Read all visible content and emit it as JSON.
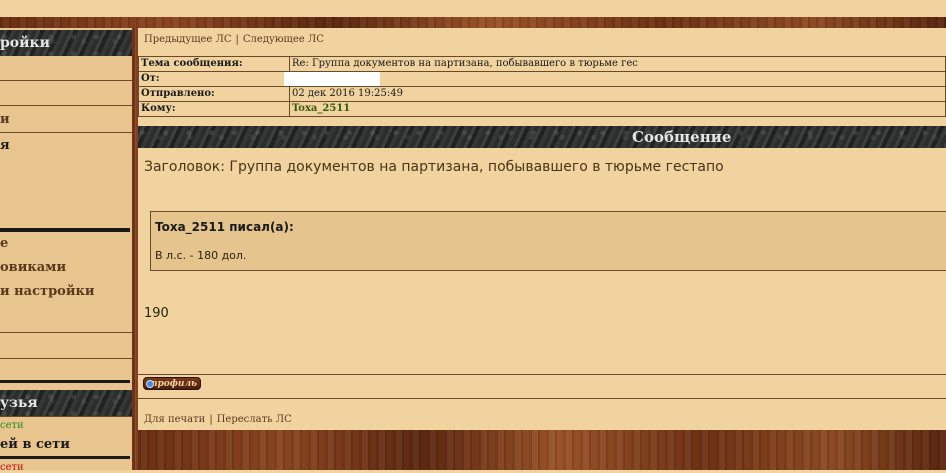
{
  "sidebar": {
    "settings_header": "ройки",
    "items": [
      {
        "label": "и"
      },
      {
        "label": "я"
      },
      {
        "label": "е"
      },
      {
        "label": "овиками"
      },
      {
        "label": "и настройки"
      }
    ],
    "friends_header": "узья",
    "friends_status": [
      {
        "label": "сети"
      },
      {
        "label": "ей в сети"
      },
      {
        "label": "сети"
      }
    ]
  },
  "pm_nav": {
    "previous": "Предыдущее ЛС",
    "separator": "|",
    "next": "Следующее ЛС"
  },
  "header_fields": [
    {
      "label": "Тема сообщения:",
      "value": "Re: Группа документов на партизана, побывавшего в тюрьме гес"
    },
    {
      "label": "От:",
      "value": ""
    },
    {
      "label": "Отправлено:",
      "value": "02 дек 2016 19:25:49"
    },
    {
      "label": "Кому:",
      "value": "Toxa_2511"
    }
  ],
  "message": {
    "section_title": "Сообщение",
    "subject_line": "Заголовок: Группа документов на партизана, побывавшего в тюрьме гестапо",
    "quote_author": "Toxa_2511 писал(а):",
    "quote_text": "В л.с. - 180 дол.",
    "reply_text": "190"
  },
  "profile_button": {
    "label": "профиль",
    "icon": "profile-globe-icon"
  },
  "bottom_nav": {
    "print": "Для печати",
    "separator": "|",
    "forward": "Переслать ЛС"
  },
  "colors": {
    "background": "#f1d3a0",
    "sidebar_bg": "#e8c48e",
    "quote_bg": "#e6c48e",
    "recipient": "#3a5a0a",
    "friends_online": "#2a8a1a",
    "friends_offline": "#c01010"
  }
}
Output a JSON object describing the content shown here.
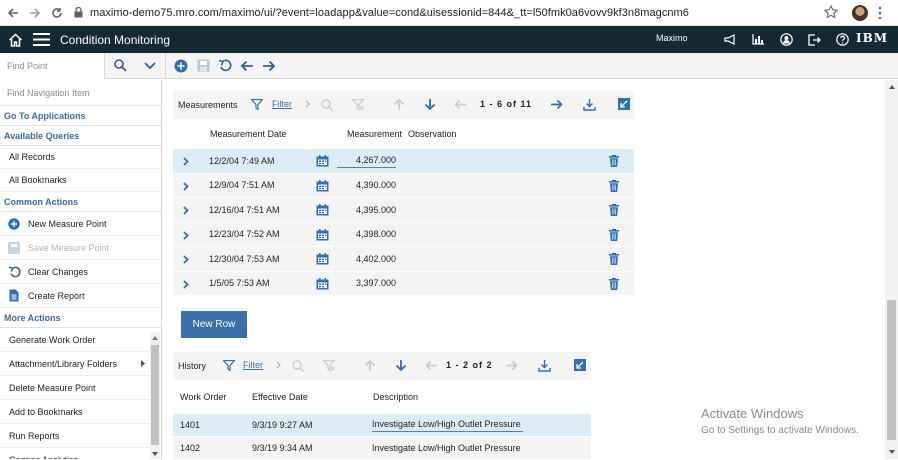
{
  "browser": {
    "url": "maximo-demo75.mro.com/maximo/ui/?event=loadapp&value=cond&uisessionid=844&_tt=l50fmk0a6vovv9kf3n8magcnm6"
  },
  "header": {
    "app_title": "Condition Monitoring",
    "user": "Maximo",
    "brand": "IBM",
    "bg_color": "#152935"
  },
  "toolbar": {
    "find_placeholder": "Find Point"
  },
  "sidebar": {
    "find_nav_placeholder": "Find Navigation Item",
    "go_to_apps": "Go To Applications",
    "available_queries_title": "Available Queries",
    "queries": [
      "All Records",
      "All Bookmarks"
    ],
    "common_actions_title": "Common Actions",
    "common_actions": [
      {
        "label": "New Measure Point",
        "icon": "plus-circle-icon"
      },
      {
        "label": "Save Measure Point",
        "icon": "save-icon"
      },
      {
        "label": "Clear Changes",
        "icon": "undo-icon"
      },
      {
        "label": "Create Report",
        "icon": "report-icon"
      }
    ],
    "more_actions_title": "More Actions",
    "more_actions": [
      "Generate Work Order",
      "Attachment/Library Folders",
      "Delete Measure Point",
      "Add to Bookmarks",
      "Run Reports",
      "Cognos Analytics"
    ]
  },
  "measurements": {
    "title": "Measurements",
    "filter": "Filter",
    "paging": "1 - 6 of 11",
    "columns": {
      "date": "Measurement Date",
      "measurement": "Measurement",
      "observation": "Observation"
    },
    "rows": [
      {
        "date": "12/2/04 7:49 AM",
        "value": "4,267.000"
      },
      {
        "date": "12/9/04 7:51 AM",
        "value": "4,390.000"
      },
      {
        "date": "12/16/04 7:51 AM",
        "value": "4,395.000"
      },
      {
        "date": "12/23/04 7:52 AM",
        "value": "4,398.000"
      },
      {
        "date": "12/30/04 7:53 AM",
        "value": "4,402.000"
      },
      {
        "date": "1/5/05 7:53 AM",
        "value": "3,397.000"
      }
    ],
    "new_row": "New Row"
  },
  "history": {
    "title": "History",
    "filter": "Filter",
    "paging": "1 - 2 of 2",
    "columns": {
      "wo": "Work Order",
      "date": "Effective Date",
      "desc": "Description"
    },
    "rows": [
      {
        "wo": "1401",
        "date": "9/3/19 9:27 AM",
        "desc": "Investigate Low/High Outlet Pressure"
      },
      {
        "wo": "1402",
        "date": "9/3/19 9:34 AM",
        "desc": "Investigate Low/High Outlet Pressure"
      }
    ]
  },
  "watermark": {
    "line1": "Activate Windows",
    "line2": "Go to Settings to activate Windows."
  },
  "colors": {
    "accent": "#3a6fa8",
    "link": "#3c6d9a",
    "selected_row": "#dcecf5"
  }
}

|---|

:: Your task ::
Without the pictures, print the whole listing exactly as given.

:: Answer in full ::
Read all visible content and emit it as JSON.
{
  "sidebar": {
    "settings_header": "ройки",
    "items": [
      {
        "label": "и"
      },
      {
        "label": "я"
      },
      {
        "label": "е"
      },
      {
        "label": "овиками"
      },
      {
        "label": "и настройки"
      }
    ],
    "friends_header": "узья",
    "friends_status": [
      {
        "label": "сети"
      },
      {
        "label": "ей в сети"
      },
      {
        "label": "сети"
      }
    ]
  },
  "pm_nav": {
    "previous": "Предыдущее ЛС",
    "separator": "|",
    "next": "Следующее ЛС"
  },
  "header_fields": [
    {
      "label": "Тема сообщения:",
      "value": "Re: Группа документов на партизана, побывавшего в тюрьме гес"
    },
    {
      "label": "От:",
      "value": ""
    },
    {
      "label": "Отправлено:",
      "value": "02 дек 2016 19:25:49"
    },
    {
      "label": "Кому:",
      "value": "Toxa_2511"
    }
  ],
  "message": {
    "section_title": "Сообщение",
    "subject_line": "Заголовок: Группа документов на партизана, побывавшего в тюрьме гестапо",
    "quote_author": "Toxa_2511 писал(а):",
    "quote_text": "В л.с. - 180 дол.",
    "reply_text": "190"
  },
  "profile_button": {
    "label": "профиль",
    "icon": "profile-globe-icon"
  },
  "bottom_nav": {
    "print": "Для печати",
    "separator": "|",
    "forward": "Переслать ЛС"
  },
  "colors": {
    "background": "#f1d3a0",
    "sidebar_bg": "#e8c48e",
    "quote_bg": "#e6c48e",
    "recipient": "#3a5a0a",
    "friends_online": "#2a8a1a",
    "friends_offline": "#c01010"
  }
}
Output a JSON object describing the content shown here.
{
  "browser": {
    "url": "maximo-demo75.mro.com/maximo/ui/?event=loadapp&value=cond&uisessionid=844&_tt=l50fmk0a6vovv9kf3n8magcnm6"
  },
  "header": {
    "app_title": "Condition Monitoring",
    "user": "Maximo",
    "brand": "IBM",
    "bg_color": "#152935"
  },
  "toolbar": {
    "find_placeholder": "Find Point"
  },
  "sidebar": {
    "find_nav_placeholder": "Find Navigation Item",
    "go_to_apps": "Go To Applications",
    "available_queries_title": "Available Queries",
    "queries": [
      "All Records",
      "All Bookmarks"
    ],
    "common_actions_title": "Common Actions",
    "common_actions": [
      {
        "label": "New Measure Point",
        "icon": "plus-circle-icon"
      },
      {
        "label": "Save Measure Point",
        "icon": "save-icon"
      },
      {
        "label": "Clear Changes",
        "icon": "undo-icon"
      },
      {
        "label": "Create Report",
        "icon": "report-icon"
      }
    ],
    "more_actions_title": "More Actions",
    "more_actions": [
      "Generate Work Order",
      "Attachment/Library Folders",
      "Delete Measure Point",
      "Add to Bookmarks",
      "Run Reports",
      "Cognos Analytics"
    ]
  },
  "measurements": {
    "title": "Measurements",
    "filter": "Filter",
    "paging": "1 - 6 of 11",
    "columns": {
      "date": "Measurement Date",
      "measurement": "Measurement",
      "observation": "Observation"
    },
    "rows": [
      {
        "date": "12/2/04 7:49 AM",
        "value": "4,267.000"
      },
      {
        "date": "12/9/04 7:51 AM",
        "value": "4,390.000"
      },
      {
        "date": "12/16/04 7:51 AM",
        "value": "4,395.000"
      },
      {
        "date": "12/23/04 7:52 AM",
        "value": "4,398.000"
      },
      {
        "date": "12/30/04 7:53 AM",
        "value": "4,402.000"
      },
      {
        "date": "1/5/05 7:53 AM",
        "value": "3,397.000"
      }
    ],
    "new_row": "New Row"
  },
  "history": {
    "title": "History",
    "filter": "Filter",
    "paging": "1 - 2 of 2",
    "columns": {
      "wo": "Work Order",
      "date": "Effective Date",
      "desc": "Description"
    },
    "rows": [
      {
        "wo": "1401",
        "date": "9/3/19 9:27 AM",
        "desc": "Investigate Low/High Outlet Pressure"
      },
      {
        "wo": "1402",
        "date": "9/3/19 9:34 AM",
        "desc": "Investigate Low/High Outlet Pressure"
      }
    ]
  },
  "watermark": {
    "line1": "Activate Windows",
    "line2": "Go to Settings to activate Windows."
  },
  "colors": {
    "accent": "#3a6fa8",
    "link": "#3c6d9a",
    "selected_row": "#dcecf5"
  }
}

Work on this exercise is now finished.